### What you have to do
Give back the full material, exactly as it reads.

### Dataset records
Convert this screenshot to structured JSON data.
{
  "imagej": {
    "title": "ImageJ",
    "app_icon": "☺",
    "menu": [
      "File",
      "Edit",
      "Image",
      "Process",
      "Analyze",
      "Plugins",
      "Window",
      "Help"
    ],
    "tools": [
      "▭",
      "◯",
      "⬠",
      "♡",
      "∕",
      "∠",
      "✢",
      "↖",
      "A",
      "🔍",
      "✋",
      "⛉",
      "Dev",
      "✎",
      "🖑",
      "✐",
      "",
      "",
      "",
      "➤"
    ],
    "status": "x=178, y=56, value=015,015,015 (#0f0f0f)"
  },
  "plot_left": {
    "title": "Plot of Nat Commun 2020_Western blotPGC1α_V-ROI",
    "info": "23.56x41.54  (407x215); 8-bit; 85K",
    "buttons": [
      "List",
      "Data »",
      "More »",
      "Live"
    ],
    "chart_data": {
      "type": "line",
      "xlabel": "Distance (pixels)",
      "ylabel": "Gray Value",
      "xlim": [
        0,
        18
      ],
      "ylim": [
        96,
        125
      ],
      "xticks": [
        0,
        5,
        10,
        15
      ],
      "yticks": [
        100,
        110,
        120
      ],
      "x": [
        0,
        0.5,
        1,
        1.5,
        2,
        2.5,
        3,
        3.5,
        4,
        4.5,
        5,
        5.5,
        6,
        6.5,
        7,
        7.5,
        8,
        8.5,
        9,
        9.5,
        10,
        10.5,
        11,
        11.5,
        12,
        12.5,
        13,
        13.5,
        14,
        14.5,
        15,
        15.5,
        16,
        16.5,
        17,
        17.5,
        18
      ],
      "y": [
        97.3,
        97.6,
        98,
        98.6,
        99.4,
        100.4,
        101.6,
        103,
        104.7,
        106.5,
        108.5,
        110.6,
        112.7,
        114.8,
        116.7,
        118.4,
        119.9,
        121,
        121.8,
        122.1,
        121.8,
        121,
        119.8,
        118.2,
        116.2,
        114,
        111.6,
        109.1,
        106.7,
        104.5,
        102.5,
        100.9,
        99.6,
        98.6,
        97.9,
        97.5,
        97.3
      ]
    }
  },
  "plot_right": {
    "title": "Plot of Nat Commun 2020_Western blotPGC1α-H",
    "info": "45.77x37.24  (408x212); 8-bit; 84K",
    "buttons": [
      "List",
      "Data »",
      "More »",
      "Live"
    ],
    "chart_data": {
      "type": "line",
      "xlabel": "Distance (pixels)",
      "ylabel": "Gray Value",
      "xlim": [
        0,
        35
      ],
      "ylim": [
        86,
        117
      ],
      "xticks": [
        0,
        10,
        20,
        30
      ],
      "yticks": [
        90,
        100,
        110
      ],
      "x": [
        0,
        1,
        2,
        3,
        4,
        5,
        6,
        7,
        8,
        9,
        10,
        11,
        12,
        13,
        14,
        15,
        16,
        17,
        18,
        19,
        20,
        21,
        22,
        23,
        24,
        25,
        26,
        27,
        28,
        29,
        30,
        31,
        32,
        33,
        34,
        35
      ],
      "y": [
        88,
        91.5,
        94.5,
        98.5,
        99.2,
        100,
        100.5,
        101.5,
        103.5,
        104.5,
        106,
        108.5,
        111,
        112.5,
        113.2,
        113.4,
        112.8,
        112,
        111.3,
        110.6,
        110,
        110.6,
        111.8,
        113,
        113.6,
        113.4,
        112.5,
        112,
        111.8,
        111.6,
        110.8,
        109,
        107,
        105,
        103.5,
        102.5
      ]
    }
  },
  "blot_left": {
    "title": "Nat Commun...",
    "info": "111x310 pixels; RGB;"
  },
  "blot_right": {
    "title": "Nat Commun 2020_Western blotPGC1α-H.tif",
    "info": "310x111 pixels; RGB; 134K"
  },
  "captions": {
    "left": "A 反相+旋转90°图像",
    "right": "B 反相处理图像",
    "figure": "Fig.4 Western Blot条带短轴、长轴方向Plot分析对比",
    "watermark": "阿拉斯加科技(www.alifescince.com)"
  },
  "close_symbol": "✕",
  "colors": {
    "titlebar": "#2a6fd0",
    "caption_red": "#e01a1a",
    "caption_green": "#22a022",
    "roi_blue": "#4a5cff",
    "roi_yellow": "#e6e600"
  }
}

### Result for this exercise
Convert this screenshot to structured JSON data.
{
  "imagej": {
    "title": "ImageJ",
    "app_icon": "☺",
    "menu": [
      "File",
      "Edit",
      "Image",
      "Process",
      "Analyze",
      "Plugins",
      "Window",
      "Help"
    ],
    "tools": [
      "▭",
      "◯",
      "⬠",
      "♡",
      "∕",
      "∠",
      "✢",
      "↖",
      "A",
      "🔍",
      "✋",
      "⛉",
      "Dev",
      "✎",
      "🖑",
      "✐",
      "",
      "",
      "",
      "➤"
    ],
    "status": "x=178, y=56, value=015,015,015 (#0f0f0f)"
  },
  "plot_left": {
    "title": "Plot of Nat Commun 2020_Western blotPGC1α_V-ROI",
    "info": "23.56x41.54  (407x215); 8-bit; 85K",
    "buttons": [
      "List",
      "Data »",
      "More »",
      "Live"
    ],
    "chart_data": {
      "type": "line",
      "xlabel": "Distance (pixels)",
      "ylabel": "Gray Value",
      "xlim": [
        0,
        18
      ],
      "ylim": [
        96,
        125
      ],
      "xticks": [
        0,
        5,
        10,
        15
      ],
      "yticks": [
        100,
        110,
        120
      ],
      "x": [
        0,
        0.5,
        1,
        1.5,
        2,
        2.5,
        3,
        3.5,
        4,
        4.5,
        5,
        5.5,
        6,
        6.5,
        7,
        7.5,
        8,
        8.5,
        9,
        9.5,
        10,
        10.5,
        11,
        11.5,
        12,
        12.5,
        13,
        13.5,
        14,
        14.5,
        15,
        15.5,
        16,
        16.5,
        17,
        17.5,
        18
      ],
      "y": [
        97.3,
        97.6,
        98,
        98.6,
        99.4,
        100.4,
        101.6,
        103,
        104.7,
        106.5,
        108.5,
        110.6,
        112.7,
        114.8,
        116.7,
        118.4,
        119.9,
        121,
        121.8,
        122.1,
        121.8,
        121,
        119.8,
        118.2,
        116.2,
        114,
        111.6,
        109.1,
        106.7,
        104.5,
        102.5,
        100.9,
        99.6,
        98.6,
        97.9,
        97.5,
        97.3
      ]
    }
  },
  "plot_right": {
    "title": "Plot of Nat Commun 2020_Western blotPGC1α-H",
    "info": "45.77x37.24  (408x212); 8-bit; 84K",
    "buttons": [
      "List",
      "Data »",
      "More »",
      "Live"
    ],
    "chart_data": {
      "type": "line",
      "xlabel": "Distance (pixels)",
      "ylabel": "Gray Value",
      "xlim": [
        0,
        35
      ],
      "ylim": [
        86,
        117
      ],
      "xticks": [
        0,
        10,
        20,
        30
      ],
      "yticks": [
        90,
        100,
        110
      ],
      "x": [
        0,
        1,
        2,
        3,
        4,
        5,
        6,
        7,
        8,
        9,
        10,
        11,
        12,
        13,
        14,
        15,
        16,
        17,
        18,
        19,
        20,
        21,
        22,
        23,
        24,
        25,
        26,
        27,
        28,
        29,
        30,
        31,
        32,
        33,
        34,
        35
      ],
      "y": [
        88,
        91.5,
        94.5,
        98.5,
        99.2,
        100,
        100.5,
        101.5,
        103.5,
        104.5,
        106,
        108.5,
        111,
        112.5,
        113.2,
        113.4,
        112.8,
        112,
        111.3,
        110.6,
        110,
        110.6,
        111.8,
        113,
        113.6,
        113.4,
        112.5,
        112,
        111.8,
        111.6,
        110.8,
        109,
        107,
        105,
        103.5,
        102.5
      ]
    }
  },
  "blot_left": {
    "title": "Nat Commun...",
    "info": "111x310 pixels; RGB;"
  },
  "blot_right": {
    "title": "Nat Commun 2020_Western blotPGC1α-H.tif",
    "info": "310x111 pixels; RGB; 134K"
  },
  "captions": {
    "left": "A 反相+旋转90°图像",
    "right": "B 反相处理图像",
    "figure": "Fig.4 Western Blot条带短轴、长轴方向Plot分析对比",
    "watermark": "阿拉斯加科技(www.alifescince.com)"
  },
  "close_symbol": "✕",
  "colors": {
    "titlebar": "#2a6fd0",
    "caption_red": "#e01a1a",
    "caption_green": "#22a022",
    "roi_blue": "#4a5cff",
    "roi_yellow": "#e6e600"
  }
}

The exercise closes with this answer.